If \(X,Y,Z\) are \(G\)-valued random variables on \(\Omega \) with \((X,Y)\) independent of \(Z\), then

\begin{equation} \label{submod-explicit} \mathbb {H}[X - Y] \leq \mathbb {H}[X-Z] + \mathbb {H}[Z-Y] - \mathbb {H}[Z]\end{equation}
1

This is an improvement over the usual Ruzsa triangle inequality because \(X,Y\) are not assumed to be independent. However we will not utilize this improvement here.

Proof

Apply Corollary 2.21 to obtain

\[ \mathbb {H}[X - Z, X - Y] + \mathbb {H}[Y, X - Y] \geq \mathbb {H}[X - Z, Y, X - Y] + \mathbb {H}[X - Y]. \]

Using

\[ \mathbb {H}[X - Z, X - Y] \leq \mathbb {H}[X - Z] + \mathbb {H}[Y - Z] \]

(from Lemma 2.2, Corollary 2.18),

\[ \mathbb {H}[Y, X - Y] = \mathbb {H}[X, Y] \]

(from Lemma 2.2), and

\[ \mathbb {H}[X - Z, Y, X - Y] = \mathbb {H}[X, Y, Z] = \mathbb {H}[X, Y] + \mathbb {H}[Z] \]

(from Lemma 2.2 and Corollary 2.24) and rearranging, we indeed obtain 1.

> _Extracted records_:
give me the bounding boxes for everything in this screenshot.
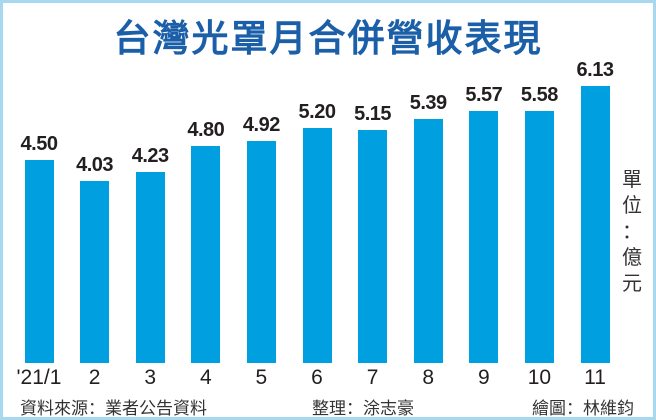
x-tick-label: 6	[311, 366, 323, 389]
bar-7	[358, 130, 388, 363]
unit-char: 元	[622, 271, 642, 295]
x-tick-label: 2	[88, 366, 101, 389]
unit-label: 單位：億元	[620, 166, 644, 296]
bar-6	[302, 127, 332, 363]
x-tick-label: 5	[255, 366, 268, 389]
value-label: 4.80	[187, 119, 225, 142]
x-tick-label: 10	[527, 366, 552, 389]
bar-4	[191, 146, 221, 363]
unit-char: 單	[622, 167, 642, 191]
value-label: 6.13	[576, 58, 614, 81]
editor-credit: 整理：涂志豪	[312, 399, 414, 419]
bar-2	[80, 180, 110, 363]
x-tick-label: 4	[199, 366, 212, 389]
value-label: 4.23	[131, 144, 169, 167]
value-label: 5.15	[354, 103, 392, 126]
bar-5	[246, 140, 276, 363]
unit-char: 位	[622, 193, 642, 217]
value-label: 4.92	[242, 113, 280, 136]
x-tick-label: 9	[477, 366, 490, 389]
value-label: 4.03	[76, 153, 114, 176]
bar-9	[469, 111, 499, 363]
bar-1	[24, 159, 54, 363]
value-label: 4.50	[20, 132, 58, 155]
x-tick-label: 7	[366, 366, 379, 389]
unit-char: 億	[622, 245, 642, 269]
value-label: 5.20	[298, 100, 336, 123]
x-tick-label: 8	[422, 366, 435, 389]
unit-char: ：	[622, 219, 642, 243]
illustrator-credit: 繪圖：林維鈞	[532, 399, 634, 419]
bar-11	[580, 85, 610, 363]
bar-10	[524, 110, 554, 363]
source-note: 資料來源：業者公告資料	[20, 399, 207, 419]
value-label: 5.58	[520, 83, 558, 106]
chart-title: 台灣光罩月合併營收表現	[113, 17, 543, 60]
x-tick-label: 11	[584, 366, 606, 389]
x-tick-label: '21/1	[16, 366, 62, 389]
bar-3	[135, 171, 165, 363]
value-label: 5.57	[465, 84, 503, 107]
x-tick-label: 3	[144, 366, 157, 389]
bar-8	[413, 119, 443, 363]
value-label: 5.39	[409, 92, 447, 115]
==
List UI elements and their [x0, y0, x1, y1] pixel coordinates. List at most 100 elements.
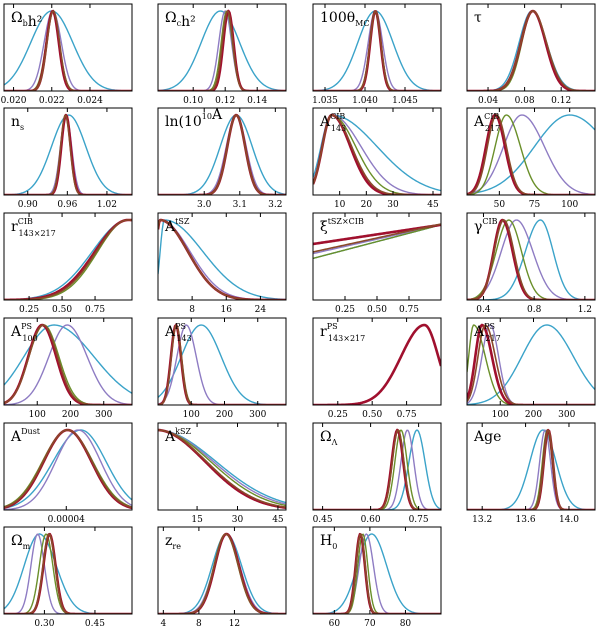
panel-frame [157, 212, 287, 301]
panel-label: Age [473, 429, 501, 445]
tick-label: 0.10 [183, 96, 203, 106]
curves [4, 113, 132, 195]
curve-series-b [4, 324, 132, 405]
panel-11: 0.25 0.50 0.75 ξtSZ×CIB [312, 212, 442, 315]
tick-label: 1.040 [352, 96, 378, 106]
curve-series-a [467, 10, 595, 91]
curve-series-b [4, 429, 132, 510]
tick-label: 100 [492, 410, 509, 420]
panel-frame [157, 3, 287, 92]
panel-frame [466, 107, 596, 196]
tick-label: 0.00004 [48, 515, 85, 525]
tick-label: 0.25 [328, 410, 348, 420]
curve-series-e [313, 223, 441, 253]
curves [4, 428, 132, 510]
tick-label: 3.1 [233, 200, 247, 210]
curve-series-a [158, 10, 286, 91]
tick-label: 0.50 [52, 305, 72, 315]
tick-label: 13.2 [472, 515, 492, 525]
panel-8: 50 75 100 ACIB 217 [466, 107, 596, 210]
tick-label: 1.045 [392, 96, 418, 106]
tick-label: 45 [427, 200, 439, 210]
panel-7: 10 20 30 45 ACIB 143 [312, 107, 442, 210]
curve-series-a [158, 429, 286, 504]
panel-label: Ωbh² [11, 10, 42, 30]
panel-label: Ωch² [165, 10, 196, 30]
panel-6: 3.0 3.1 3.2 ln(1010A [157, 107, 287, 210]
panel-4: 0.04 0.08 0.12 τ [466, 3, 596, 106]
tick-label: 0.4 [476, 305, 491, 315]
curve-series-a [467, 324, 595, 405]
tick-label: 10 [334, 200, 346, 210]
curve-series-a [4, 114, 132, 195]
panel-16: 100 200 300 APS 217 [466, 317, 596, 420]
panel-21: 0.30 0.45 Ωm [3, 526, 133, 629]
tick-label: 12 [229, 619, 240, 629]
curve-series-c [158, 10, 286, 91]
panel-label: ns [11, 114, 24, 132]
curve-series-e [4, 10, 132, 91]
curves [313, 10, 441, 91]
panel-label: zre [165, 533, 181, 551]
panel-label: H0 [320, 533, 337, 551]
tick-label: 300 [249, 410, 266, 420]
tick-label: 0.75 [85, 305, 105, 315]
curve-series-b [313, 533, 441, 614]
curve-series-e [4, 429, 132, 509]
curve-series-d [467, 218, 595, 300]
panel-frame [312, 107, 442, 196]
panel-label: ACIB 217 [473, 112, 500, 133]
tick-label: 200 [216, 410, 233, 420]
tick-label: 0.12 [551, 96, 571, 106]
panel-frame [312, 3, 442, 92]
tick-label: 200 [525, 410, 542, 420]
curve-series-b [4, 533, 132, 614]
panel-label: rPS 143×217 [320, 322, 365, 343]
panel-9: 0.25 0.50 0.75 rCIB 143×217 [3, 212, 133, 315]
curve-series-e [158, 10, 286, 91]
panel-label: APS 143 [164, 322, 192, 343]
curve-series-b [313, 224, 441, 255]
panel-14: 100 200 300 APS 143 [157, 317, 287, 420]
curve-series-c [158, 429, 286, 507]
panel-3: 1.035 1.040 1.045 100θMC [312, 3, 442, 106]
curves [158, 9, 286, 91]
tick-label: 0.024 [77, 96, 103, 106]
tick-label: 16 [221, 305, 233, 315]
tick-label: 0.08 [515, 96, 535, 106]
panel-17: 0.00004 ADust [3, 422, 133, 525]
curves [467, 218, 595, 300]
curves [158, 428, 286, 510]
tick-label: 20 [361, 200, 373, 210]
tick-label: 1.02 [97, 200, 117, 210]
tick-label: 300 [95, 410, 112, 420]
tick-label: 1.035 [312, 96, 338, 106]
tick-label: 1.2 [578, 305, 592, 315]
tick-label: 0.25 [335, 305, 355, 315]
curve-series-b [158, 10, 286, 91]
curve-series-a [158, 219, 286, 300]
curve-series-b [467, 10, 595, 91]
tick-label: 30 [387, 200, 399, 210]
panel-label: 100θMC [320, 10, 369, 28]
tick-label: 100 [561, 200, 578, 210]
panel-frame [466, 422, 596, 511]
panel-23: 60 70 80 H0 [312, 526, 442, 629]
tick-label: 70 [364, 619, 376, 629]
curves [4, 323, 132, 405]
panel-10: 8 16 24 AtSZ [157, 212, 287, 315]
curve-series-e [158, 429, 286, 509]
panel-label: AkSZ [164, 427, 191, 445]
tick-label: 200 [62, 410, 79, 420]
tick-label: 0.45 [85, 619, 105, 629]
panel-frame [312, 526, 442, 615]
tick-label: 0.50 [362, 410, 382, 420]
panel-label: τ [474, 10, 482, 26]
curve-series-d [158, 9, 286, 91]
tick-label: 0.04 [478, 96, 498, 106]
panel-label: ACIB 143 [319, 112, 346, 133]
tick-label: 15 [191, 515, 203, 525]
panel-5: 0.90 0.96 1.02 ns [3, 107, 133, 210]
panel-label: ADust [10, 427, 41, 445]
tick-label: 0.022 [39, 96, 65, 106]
...
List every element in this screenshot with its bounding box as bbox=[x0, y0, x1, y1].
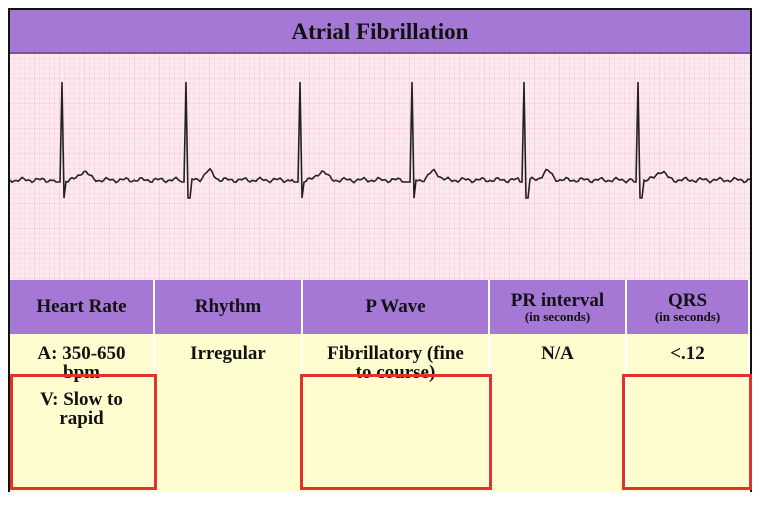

> _Problems_:
A. Repeat the text of the entropy inequality passage from "(from Lemma 2.2, Corollary" up to and including "we indeed obtain 1.".
B. In the entropy inequality passage, what makes the stated inequality an improvement over the usual Ruzsa triangle inequality?
The lines are separate material, unrelated to the passage above them.

> _Responses_:
A.
(from Lemma 2.2, Corollary 2.18),

\[ \mathbb {H}[Y, X - Y] = \mathbb {H}[X, Y] \]

(from Lemma 2.2), and

\[ \mathbb {H}[X - Z, Y, X - Y] = \mathbb {H}[X, Y, Z] = \mathbb {H}[X, Y] + \mathbb {H}[Z] \]

(from Lemma 2.2 and Corollary 2.24) and rearranging, we indeed obtain 1.

B. \(X\) and \(Y\) are not assumed to be independent.